Entries taken from a collection
------------

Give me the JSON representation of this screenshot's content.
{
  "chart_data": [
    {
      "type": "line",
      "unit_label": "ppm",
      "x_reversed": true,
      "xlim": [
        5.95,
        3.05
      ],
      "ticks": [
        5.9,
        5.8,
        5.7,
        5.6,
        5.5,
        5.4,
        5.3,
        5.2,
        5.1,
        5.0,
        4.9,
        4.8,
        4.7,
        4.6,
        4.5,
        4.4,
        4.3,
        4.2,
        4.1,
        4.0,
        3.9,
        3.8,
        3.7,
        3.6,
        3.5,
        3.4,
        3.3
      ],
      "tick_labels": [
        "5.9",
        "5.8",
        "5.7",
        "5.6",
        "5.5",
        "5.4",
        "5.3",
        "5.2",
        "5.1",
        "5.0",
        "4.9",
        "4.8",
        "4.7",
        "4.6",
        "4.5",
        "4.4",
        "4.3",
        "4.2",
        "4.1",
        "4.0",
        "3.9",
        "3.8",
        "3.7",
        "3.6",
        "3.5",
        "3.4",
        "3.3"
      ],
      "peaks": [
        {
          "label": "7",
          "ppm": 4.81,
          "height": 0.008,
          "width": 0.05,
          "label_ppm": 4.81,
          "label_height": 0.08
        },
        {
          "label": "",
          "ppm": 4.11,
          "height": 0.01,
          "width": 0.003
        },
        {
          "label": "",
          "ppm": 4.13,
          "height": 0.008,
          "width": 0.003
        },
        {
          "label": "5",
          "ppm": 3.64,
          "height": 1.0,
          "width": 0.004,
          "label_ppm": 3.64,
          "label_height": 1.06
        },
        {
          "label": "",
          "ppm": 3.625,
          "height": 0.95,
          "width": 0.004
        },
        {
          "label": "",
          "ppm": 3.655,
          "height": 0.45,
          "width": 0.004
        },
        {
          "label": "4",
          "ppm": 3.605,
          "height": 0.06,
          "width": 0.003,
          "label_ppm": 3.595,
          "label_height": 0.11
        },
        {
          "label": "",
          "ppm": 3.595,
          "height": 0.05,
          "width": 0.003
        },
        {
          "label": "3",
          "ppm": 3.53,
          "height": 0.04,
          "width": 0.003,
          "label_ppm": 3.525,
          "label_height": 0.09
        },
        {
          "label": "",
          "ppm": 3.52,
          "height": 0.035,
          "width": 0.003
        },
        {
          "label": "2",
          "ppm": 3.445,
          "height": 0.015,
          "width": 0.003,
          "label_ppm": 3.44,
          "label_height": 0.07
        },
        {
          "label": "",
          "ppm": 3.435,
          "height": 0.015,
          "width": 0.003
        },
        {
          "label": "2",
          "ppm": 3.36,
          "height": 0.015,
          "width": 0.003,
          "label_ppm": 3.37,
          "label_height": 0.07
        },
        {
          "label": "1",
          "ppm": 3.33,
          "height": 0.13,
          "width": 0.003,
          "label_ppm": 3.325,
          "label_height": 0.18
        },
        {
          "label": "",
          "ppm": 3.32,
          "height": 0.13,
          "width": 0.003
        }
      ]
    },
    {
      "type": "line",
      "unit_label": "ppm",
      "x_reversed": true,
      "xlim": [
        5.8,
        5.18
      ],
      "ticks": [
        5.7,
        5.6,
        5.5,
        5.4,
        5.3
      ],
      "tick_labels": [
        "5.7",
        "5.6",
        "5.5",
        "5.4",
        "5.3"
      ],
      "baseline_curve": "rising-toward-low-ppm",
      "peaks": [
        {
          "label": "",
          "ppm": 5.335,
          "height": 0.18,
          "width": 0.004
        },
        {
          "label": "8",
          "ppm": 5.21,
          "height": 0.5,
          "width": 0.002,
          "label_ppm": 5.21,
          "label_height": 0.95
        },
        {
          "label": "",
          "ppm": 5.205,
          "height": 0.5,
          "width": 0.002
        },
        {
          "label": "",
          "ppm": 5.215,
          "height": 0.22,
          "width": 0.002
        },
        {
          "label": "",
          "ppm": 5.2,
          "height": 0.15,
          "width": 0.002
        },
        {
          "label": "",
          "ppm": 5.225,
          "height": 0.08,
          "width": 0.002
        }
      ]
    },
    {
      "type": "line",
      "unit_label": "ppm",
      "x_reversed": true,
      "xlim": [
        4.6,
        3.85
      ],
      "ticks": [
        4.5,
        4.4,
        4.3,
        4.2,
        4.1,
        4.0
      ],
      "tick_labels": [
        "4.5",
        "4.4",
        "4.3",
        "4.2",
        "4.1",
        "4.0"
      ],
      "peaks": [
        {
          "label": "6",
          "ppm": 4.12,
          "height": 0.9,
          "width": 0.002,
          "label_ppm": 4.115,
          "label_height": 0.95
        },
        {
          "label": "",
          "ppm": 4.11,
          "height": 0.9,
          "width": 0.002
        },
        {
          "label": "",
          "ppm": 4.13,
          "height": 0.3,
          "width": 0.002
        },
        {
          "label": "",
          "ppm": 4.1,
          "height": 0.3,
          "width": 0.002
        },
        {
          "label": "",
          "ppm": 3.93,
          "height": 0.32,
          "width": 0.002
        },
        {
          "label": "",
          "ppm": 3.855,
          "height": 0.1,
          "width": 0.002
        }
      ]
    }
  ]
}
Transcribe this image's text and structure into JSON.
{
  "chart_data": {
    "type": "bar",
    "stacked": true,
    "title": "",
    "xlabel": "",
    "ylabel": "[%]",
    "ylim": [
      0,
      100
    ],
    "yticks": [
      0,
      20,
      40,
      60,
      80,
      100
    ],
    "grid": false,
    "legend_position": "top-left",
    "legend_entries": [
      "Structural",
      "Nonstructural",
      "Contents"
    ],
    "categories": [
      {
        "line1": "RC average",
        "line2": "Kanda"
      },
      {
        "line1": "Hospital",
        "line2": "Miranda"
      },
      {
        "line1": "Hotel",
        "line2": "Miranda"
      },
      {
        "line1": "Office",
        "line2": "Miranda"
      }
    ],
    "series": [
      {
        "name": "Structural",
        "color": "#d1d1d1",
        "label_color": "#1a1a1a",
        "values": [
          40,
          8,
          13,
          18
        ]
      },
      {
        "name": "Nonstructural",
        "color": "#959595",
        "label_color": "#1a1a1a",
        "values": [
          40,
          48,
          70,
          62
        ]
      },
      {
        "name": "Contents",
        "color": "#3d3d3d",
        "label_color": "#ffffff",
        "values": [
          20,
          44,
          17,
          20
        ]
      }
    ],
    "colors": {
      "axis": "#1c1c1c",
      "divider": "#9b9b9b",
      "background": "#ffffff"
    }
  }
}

------------

> **WRITTEN TASK**:
Using the records above, gather all lines where the string "name" is present.

> **FINAL ANSWER**:
        "name": "Structural",
        "name": "Nonstructural",
        "name": "Contents",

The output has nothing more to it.